● **BRIEF**:
Every line below needs to be transcribed without alteration, and no image may be carried over.

=======

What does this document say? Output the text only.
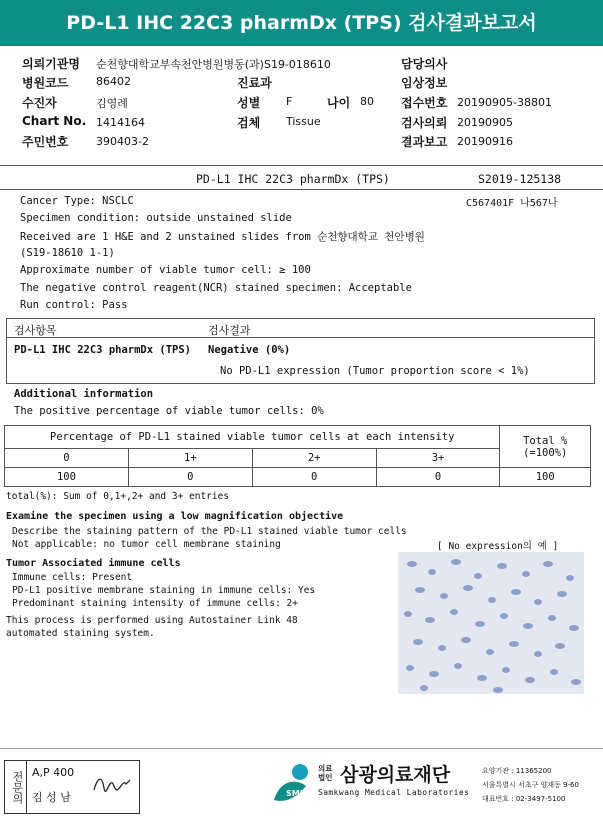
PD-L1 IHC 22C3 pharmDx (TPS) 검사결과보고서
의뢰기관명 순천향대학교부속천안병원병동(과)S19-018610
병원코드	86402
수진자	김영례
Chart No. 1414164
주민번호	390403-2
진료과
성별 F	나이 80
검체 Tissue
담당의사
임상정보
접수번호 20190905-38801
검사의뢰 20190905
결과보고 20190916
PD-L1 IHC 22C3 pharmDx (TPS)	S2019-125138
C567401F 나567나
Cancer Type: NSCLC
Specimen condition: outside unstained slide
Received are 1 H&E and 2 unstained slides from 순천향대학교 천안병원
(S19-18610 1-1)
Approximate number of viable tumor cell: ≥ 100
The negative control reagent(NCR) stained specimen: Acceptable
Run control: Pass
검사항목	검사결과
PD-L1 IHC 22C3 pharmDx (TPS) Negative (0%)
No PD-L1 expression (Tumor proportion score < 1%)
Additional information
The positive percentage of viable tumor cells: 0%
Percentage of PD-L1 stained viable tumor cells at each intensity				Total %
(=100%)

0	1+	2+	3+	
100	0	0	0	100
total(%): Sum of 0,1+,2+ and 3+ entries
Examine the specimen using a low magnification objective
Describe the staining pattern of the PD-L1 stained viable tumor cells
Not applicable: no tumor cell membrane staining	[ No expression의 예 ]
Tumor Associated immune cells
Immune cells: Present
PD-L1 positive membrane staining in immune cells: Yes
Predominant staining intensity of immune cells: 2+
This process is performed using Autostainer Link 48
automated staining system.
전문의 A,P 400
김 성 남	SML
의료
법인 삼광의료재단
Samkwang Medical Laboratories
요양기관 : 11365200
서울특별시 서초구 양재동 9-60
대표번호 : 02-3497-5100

=======

● **TASK RESPONSE**:
What does this document say? Output the text only.
PD-L1 IHC 22C3 pharmDx (TPS) 검사결과보고서
의뢰기관명 순천향대학교부속천안병원병동(과)S19-018610
병원코드	86402
수진자	김영례
Chart No. 1414164
주민번호	390403-2
진료과
성별 F	나이 80
검체 Tissue
담당의사
임상정보
접수번호 20190905-38801
검사의뢰 20190905
결과보고 20190916
PD-L1 IHC 22C3 pharmDx (TPS)	S2019-125138
C567401F 나567나
Cancer Type: NSCLC
Specimen condition: outside unstained slide
Received are 1 H&E and 2 unstained slides from 순천향대학교 천안병원
(S19-18610 1-1)
Approximate number of viable tumor cell: ≥ 100
The negative control reagent(NCR) stained specimen: Acceptable
Run control: Pass
검사항목	검사결과
PD-L1 IHC 22C3 pharmDx (TPS) Negative (0%)
No PD-L1 expression (Tumor proportion score < 1%)
Additional information
The positive percentage of viable tumor cells: 0%
Percentage of PD-L1 stained viable tumor cells at each intensity				Total %
(=100%)

0	1+	2+	3+	
100	0	0	0	100
total(%): Sum of 0,1+,2+ and 3+ entries
Examine the specimen using a low magnification objective
Describe the staining pattern of the PD-L1 stained viable tumor cells
Not applicable: no tumor cell membrane staining	[ No expression의 예 ]
Tumor Associated immune cells
Immune cells: Present
PD-L1 positive membrane staining in immune cells: Yes
Predominant staining intensity of immune cells: 2+
This process is performed using Autostainer Link 48
automated staining system.
전문의 A,P 400
김 성 남	SML
의료
법인 삼광의료재단
Samkwang Medical Laboratories
요양기관 : 11365200
서울특별시 서초구 양재동 9-60
대표번호 : 02-3497-5100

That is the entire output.